Stated task: Collect every line of the records below that contains the word "MICHAELIS".

Material:

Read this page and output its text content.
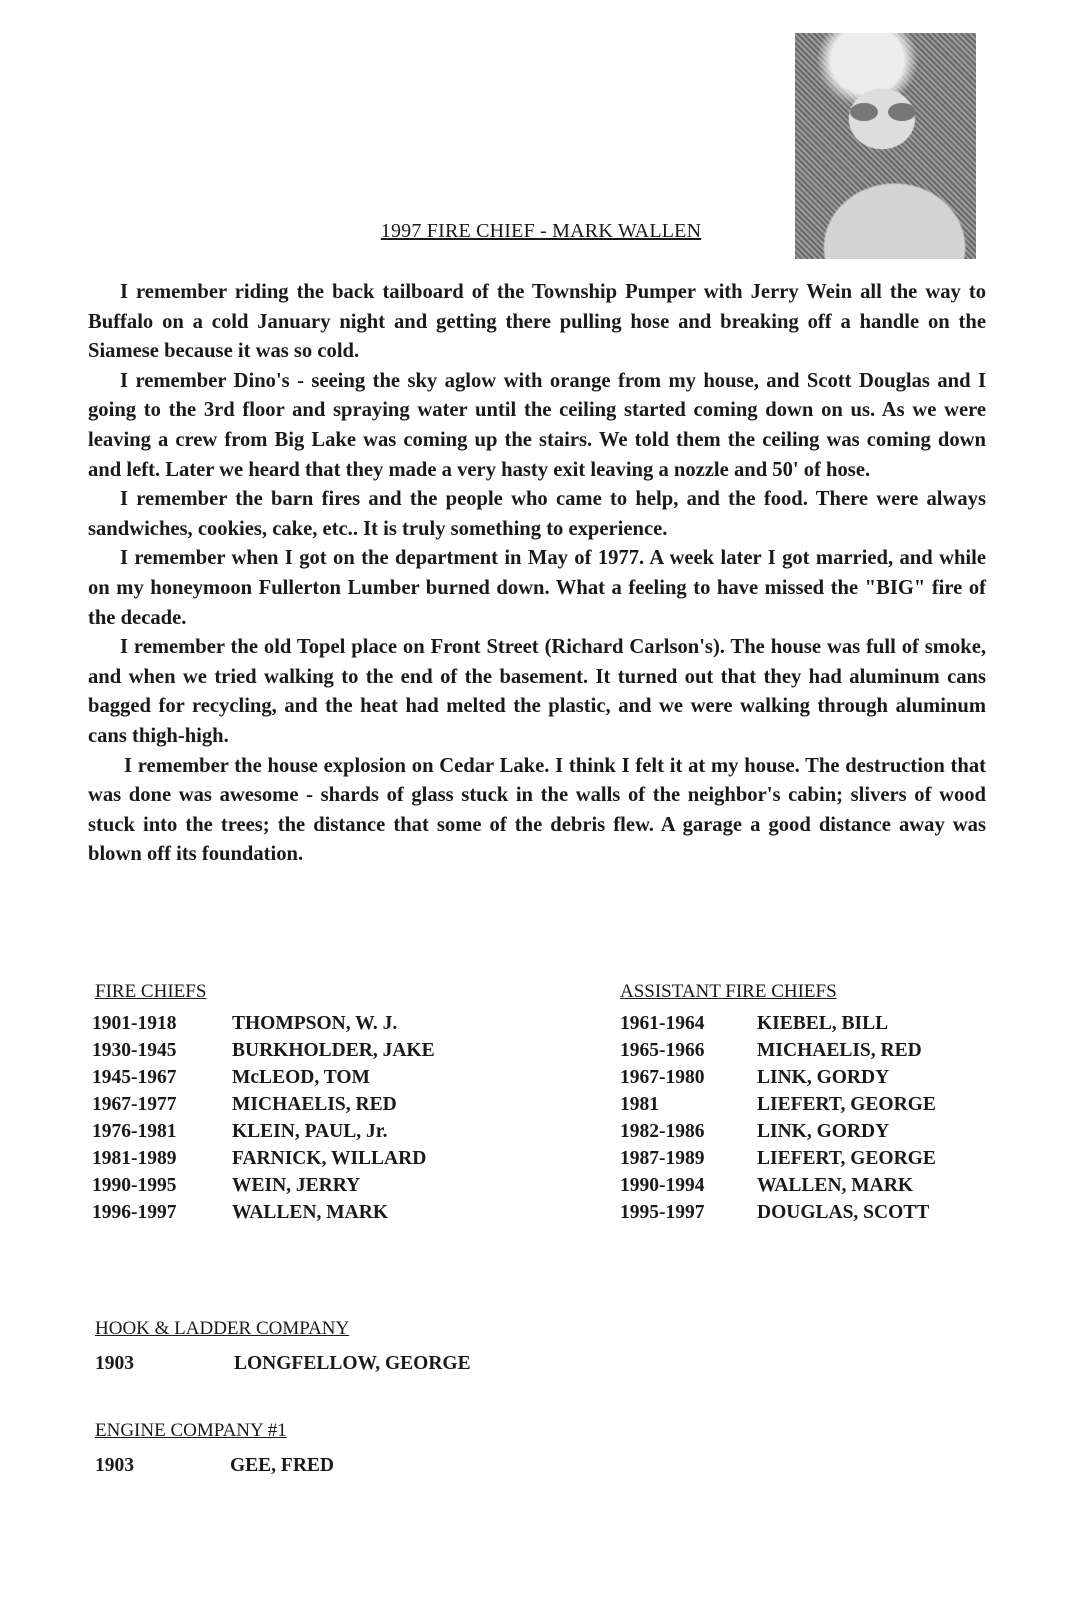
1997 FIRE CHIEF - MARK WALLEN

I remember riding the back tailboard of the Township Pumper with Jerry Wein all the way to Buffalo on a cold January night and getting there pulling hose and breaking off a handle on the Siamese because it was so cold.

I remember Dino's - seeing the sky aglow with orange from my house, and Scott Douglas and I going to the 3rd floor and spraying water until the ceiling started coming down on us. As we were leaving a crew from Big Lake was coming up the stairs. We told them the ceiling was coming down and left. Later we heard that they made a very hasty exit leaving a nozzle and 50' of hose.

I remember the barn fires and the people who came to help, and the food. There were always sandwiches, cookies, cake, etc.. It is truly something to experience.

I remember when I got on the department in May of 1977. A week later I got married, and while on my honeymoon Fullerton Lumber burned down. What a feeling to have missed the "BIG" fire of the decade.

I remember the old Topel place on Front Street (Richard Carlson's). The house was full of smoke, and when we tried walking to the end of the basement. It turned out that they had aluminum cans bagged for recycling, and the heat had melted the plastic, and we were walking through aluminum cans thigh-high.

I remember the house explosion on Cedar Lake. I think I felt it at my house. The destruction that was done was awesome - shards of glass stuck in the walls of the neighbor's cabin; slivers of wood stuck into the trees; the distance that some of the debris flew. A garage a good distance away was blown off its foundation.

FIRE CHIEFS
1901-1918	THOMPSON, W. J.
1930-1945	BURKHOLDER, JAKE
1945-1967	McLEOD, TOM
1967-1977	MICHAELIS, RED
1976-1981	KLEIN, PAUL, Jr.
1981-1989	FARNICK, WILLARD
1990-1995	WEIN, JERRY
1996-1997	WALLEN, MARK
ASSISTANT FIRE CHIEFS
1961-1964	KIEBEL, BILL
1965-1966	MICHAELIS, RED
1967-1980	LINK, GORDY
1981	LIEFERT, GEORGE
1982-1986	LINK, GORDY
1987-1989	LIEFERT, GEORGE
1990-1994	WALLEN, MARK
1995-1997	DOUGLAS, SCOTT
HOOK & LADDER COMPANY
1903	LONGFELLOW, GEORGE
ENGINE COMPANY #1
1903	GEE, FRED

Full solution:
1967-1977	MICHAELIS, RED
1965-1966	MICHAELIS, RED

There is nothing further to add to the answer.